What follows is a set of records; repeat all of them exactly.

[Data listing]
((

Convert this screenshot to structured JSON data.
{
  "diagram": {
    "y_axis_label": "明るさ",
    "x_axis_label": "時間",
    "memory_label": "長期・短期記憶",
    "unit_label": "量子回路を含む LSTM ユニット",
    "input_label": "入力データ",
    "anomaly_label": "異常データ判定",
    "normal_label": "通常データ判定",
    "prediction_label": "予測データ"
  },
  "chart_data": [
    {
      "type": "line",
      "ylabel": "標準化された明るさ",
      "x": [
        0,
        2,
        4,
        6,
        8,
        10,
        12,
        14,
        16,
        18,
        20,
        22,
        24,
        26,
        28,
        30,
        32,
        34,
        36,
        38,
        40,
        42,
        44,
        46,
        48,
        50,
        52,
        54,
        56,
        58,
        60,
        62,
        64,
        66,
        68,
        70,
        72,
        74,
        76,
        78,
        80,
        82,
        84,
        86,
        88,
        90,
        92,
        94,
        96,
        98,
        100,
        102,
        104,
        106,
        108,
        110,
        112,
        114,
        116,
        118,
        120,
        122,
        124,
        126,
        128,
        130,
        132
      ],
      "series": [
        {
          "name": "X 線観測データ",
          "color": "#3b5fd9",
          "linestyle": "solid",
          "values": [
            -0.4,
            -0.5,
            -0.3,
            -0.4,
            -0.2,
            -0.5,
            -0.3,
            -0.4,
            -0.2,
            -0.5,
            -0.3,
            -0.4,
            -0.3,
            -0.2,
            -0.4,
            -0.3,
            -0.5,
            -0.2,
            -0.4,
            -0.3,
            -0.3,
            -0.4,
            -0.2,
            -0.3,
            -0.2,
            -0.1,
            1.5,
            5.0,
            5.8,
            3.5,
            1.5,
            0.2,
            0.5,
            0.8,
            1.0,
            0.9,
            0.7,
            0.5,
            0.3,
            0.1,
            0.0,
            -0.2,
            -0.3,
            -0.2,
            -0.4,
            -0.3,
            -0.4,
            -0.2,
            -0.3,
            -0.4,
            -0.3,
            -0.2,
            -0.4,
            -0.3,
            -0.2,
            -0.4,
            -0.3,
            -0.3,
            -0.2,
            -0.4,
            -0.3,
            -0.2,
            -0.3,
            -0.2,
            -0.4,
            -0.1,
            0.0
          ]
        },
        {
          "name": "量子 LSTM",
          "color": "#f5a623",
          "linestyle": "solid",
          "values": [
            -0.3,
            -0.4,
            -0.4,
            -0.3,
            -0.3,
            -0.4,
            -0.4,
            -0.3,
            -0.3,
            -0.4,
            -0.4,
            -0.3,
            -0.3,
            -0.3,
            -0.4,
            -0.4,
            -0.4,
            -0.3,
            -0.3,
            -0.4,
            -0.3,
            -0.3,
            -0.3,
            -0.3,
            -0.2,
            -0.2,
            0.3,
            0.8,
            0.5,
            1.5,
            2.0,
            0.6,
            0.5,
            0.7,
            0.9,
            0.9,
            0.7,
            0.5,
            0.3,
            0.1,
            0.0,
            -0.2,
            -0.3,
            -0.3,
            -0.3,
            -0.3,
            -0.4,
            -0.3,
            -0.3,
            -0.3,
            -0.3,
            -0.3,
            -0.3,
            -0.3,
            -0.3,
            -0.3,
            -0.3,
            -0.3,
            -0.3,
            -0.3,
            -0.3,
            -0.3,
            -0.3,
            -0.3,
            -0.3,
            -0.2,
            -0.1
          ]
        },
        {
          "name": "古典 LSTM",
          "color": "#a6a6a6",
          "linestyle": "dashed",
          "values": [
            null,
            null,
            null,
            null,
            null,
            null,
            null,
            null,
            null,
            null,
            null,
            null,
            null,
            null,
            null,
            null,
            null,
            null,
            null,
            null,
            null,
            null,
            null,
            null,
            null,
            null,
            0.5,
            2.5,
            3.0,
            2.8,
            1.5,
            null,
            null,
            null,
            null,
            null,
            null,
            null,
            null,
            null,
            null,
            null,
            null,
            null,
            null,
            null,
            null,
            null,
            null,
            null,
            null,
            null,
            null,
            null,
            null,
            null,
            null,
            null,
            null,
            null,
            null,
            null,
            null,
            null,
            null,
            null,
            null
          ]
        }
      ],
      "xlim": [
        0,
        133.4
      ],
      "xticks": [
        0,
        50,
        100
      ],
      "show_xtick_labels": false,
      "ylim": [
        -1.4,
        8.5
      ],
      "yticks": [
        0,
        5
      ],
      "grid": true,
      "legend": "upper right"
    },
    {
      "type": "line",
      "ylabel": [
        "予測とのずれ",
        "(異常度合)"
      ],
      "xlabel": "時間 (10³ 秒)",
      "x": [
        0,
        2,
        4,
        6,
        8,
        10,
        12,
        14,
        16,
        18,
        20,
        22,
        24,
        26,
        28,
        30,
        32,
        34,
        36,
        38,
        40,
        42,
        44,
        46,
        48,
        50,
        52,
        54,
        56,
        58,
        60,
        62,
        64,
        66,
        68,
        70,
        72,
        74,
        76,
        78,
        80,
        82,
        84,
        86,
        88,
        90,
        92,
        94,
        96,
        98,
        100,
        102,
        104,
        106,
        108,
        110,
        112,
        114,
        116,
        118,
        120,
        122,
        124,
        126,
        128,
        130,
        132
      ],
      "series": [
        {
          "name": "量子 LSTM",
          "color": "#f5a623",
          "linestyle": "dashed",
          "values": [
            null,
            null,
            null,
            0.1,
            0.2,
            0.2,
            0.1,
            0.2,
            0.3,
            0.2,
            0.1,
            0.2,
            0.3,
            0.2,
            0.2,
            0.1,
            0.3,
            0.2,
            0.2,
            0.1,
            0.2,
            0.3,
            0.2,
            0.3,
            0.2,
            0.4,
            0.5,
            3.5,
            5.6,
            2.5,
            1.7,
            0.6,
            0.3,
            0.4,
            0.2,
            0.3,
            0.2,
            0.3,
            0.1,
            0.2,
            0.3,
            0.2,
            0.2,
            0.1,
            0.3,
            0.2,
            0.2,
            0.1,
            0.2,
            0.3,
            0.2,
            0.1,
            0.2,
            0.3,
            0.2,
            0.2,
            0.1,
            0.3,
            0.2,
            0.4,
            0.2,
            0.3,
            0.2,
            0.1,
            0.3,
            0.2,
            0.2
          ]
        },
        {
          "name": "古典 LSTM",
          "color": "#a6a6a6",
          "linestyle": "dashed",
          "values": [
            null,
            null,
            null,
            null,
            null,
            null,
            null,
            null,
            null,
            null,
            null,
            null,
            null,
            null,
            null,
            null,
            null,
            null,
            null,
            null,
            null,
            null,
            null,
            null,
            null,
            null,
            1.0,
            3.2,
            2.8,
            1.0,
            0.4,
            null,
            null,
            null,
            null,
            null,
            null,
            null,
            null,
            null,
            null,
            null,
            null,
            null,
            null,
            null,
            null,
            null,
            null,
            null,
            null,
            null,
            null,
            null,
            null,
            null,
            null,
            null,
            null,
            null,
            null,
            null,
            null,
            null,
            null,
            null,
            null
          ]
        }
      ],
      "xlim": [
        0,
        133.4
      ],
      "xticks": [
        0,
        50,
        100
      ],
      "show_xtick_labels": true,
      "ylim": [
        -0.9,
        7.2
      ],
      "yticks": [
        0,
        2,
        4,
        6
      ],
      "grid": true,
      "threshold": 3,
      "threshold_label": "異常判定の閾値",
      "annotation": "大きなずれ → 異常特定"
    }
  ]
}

))

§ **EXERCISE RESULT**
Convert this screenshot to structured JSON data.
{
  "diagram": {
    "y_axis_label": "明るさ",
    "x_axis_label": "時間",
    "memory_label": "長期・短期記憶",
    "unit_label": "量子回路を含む LSTM ユニット",
    "input_label": "入力データ",
    "anomaly_label": "異常データ判定",
    "normal_label": "通常データ判定",
    "prediction_label": "予測データ"
  },
  "chart_data": [
    {
      "type": "line",
      "ylabel": "標準化された明るさ",
      "x": [
        0,
        2,
        4,
        6,
        8,
        10,
        12,
        14,
        16,
        18,
        20,
        22,
        24,
        26,
        28,
        30,
        32,
        34,
        36,
        38,
        40,
        42,
        44,
        46,
        48,
        50,
        52,
        54,
        56,
        58,
        60,
        62,
        64,
        66,
        68,
        70,
        72,
        74,
        76,
        78,
        80,
        82,
        84,
        86,
        88,
        90,
        92,
        94,
        96,
        98,
        100,
        102,
        104,
        106,
        108,
        110,
        112,
        114,
        116,
        118,
        120,
        122,
        124,
        126,
        128,
        130,
        132
      ],
      "series": [
        {
          "name": "X 線観測データ",
          "color": "#3b5fd9",
          "linestyle": "solid",
          "values": [
            -0.4,
            -0.5,
            -0.3,
            -0.4,
            -0.2,
            -0.5,
            -0.3,
            -0.4,
            -0.2,
            -0.5,
            -0.3,
            -0.4,
            -0.3,
            -0.2,
            -0.4,
            -0.3,
            -0.5,
            -0.2,
            -0.4,
            -0.3,
            -0.3,
            -0.4,
            -0.2,
            -0.3,
            -0.2,
            -0.1,
            1.5,
            5.0,
            5.8,
            3.5,
            1.5,
            0.2,
            0.5,
            0.8,
            1.0,
            0.9,
            0.7,
            0.5,
            0.3,
            0.1,
            0.0,
            -0.2,
            -0.3,
            -0.2,
            -0.4,
            -0.3,
            -0.4,
            -0.2,
            -0.3,
            -0.4,
            -0.3,
            -0.2,
            -0.4,
            -0.3,
            -0.2,
            -0.4,
            -0.3,
            -0.3,
            -0.2,
            -0.4,
            -0.3,
            -0.2,
            -0.3,
            -0.2,
            -0.4,
            -0.1,
            0.0
          ]
        },
        {
          "name": "量子 LSTM",
          "color": "#f5a623",
          "linestyle": "solid",
          "values": [
            -0.3,
            -0.4,
            -0.4,
            -0.3,
            -0.3,
            -0.4,
            -0.4,
            -0.3,
            -0.3,
            -0.4,
            -0.4,
            -0.3,
            -0.3,
            -0.3,
            -0.4,
            -0.4,
            -0.4,
            -0.3,
            -0.3,
            -0.4,
            -0.3,
            -0.3,
            -0.3,
            -0.3,
            -0.2,
            -0.2,
            0.3,
            0.8,
            0.5,
            1.5,
            2.0,
            0.6,
            0.5,
            0.7,
            0.9,
            0.9,
            0.7,
            0.5,
            0.3,
            0.1,
            0.0,
            -0.2,
            -0.3,
            -0.3,
            -0.3,
            -0.3,
            -0.4,
            -0.3,
            -0.3,
            -0.3,
            -0.3,
            -0.3,
            -0.3,
            -0.3,
            -0.3,
            -0.3,
            -0.3,
            -0.3,
            -0.3,
            -0.3,
            -0.3,
            -0.3,
            -0.3,
            -0.3,
            -0.3,
            -0.2,
            -0.1
          ]
        },
        {
          "name": "古典 LSTM",
          "color": "#a6a6a6",
          "linestyle": "dashed",
          "values": [
            null,
            null,
            null,
            null,
            null,
            null,
            null,
            null,
            null,
            null,
            null,
            null,
            null,
            null,
            null,
            null,
            null,
            null,
            null,
            null,
            null,
            null,
            null,
            null,
            null,
            null,
            0.5,
            2.5,
            3.0,
            2.8,
            1.5,
            null,
            null,
            null,
            null,
            null,
            null,
            null,
            null,
            null,
            null,
            null,
            null,
            null,
            null,
            null,
            null,
            null,
            null,
            null,
            null,
            null,
            null,
            null,
            null,
            null,
            null,
            null,
            null,
            null,
            null,
            null,
            null,
            null,
            null,
            null,
            null
          ]
        }
      ],
      "xlim": [
        0,
        133.4
      ],
      "xticks": [
        0,
        50,
        100
      ],
      "show_xtick_labels": false,
      "ylim": [
        -1.4,
        8.5
      ],
      "yticks": [
        0,
        5
      ],
      "grid": true,
      "legend": "upper right"
    },
    {
      "type": "line",
      "ylabel": [
        "予測とのずれ",
        "(異常度合)"
      ],
      "xlabel": "時間 (10³ 秒)",
      "x": [
        0,
        2,
        4,
        6,
        8,
        10,
        12,
        14,
        16,
        18,
        20,
        22,
        24,
        26,
        28,
        30,
        32,
        34,
        36,
        38,
        40,
        42,
        44,
        46,
        48,
        50,
        52,
        54,
        56,
        58,
        60,
        62,
        64,
        66,
        68,
        70,
        72,
        74,
        76,
        78,
        80,
        82,
        84,
        86,
        88,
        90,
        92,
        94,
        96,
        98,
        100,
        102,
        104,
        106,
        108,
        110,
        112,
        114,
        116,
        118,
        120,
        122,
        124,
        126,
        128,
        130,
        132
      ],
      "series": [
        {
          "name": "量子 LSTM",
          "color": "#f5a623",
          "linestyle": "dashed",
          "values": [
            null,
            null,
            null,
            0.1,
            0.2,
            0.2,
            0.1,
            0.2,
            0.3,
            0.2,
            0.1,
            0.2,
            0.3,
            0.2,
            0.2,
            0.1,
            0.3,
            0.2,
            0.2,
            0.1,
            0.2,
            0.3,
            0.2,
            0.3,
            0.2,
            0.4,
            0.5,
            3.5,
            5.6,
            2.5,
            1.7,
            0.6,
            0.3,
            0.4,
            0.2,
            0.3,
            0.2,
            0.3,
            0.1,
            0.2,
            0.3,
            0.2,
            0.2,
            0.1,
            0.3,
            0.2,
            0.2,
            0.1,
            0.2,
            0.3,
            0.2,
            0.1,
            0.2,
            0.3,
            0.2,
            0.2,
            0.1,
            0.3,
            0.2,
            0.4,
            0.2,
            0.3,
            0.2,
            0.1,
            0.3,
            0.2,
            0.2
          ]
        },
        {
          "name": "古典 LSTM",
          "color": "#a6a6a6",
          "linestyle": "dashed",
          "values": [
            null,
            null,
            null,
            null,
            null,
            null,
            null,
            null,
            null,
            null,
            null,
            null,
            null,
            null,
            null,
            null,
            null,
            null,
            null,
            null,
            null,
            null,
            null,
            null,
            null,
            null,
            1.0,
            3.2,
            2.8,
            1.0,
            0.4,
            null,
            null,
            null,
            null,
            null,
            null,
            null,
            null,
            null,
            null,
            null,
            null,
            null,
            null,
            null,
            null,
            null,
            null,
            null,
            null,
            null,
            null,
            null,
            null,
            null,
            null,
            null,
            null,
            null,
            null,
            null,
            null,
            null,
            null,
            null,
            null
          ]
        }
      ],
      "xlim": [
        0,
        133.4
      ],
      "xticks": [
        0,
        50,
        100
      ],
      "show_xtick_labels": true,
      "ylim": [
        -0.9,
        7.2
      ],
      "yticks": [
        0,
        2,
        4,
        6
      ],
      "grid": true,
      "threshold": 3,
      "threshold_label": "異常判定の閾値",
      "annotation": "大きなずれ → 異常特定"
    }
  ]
}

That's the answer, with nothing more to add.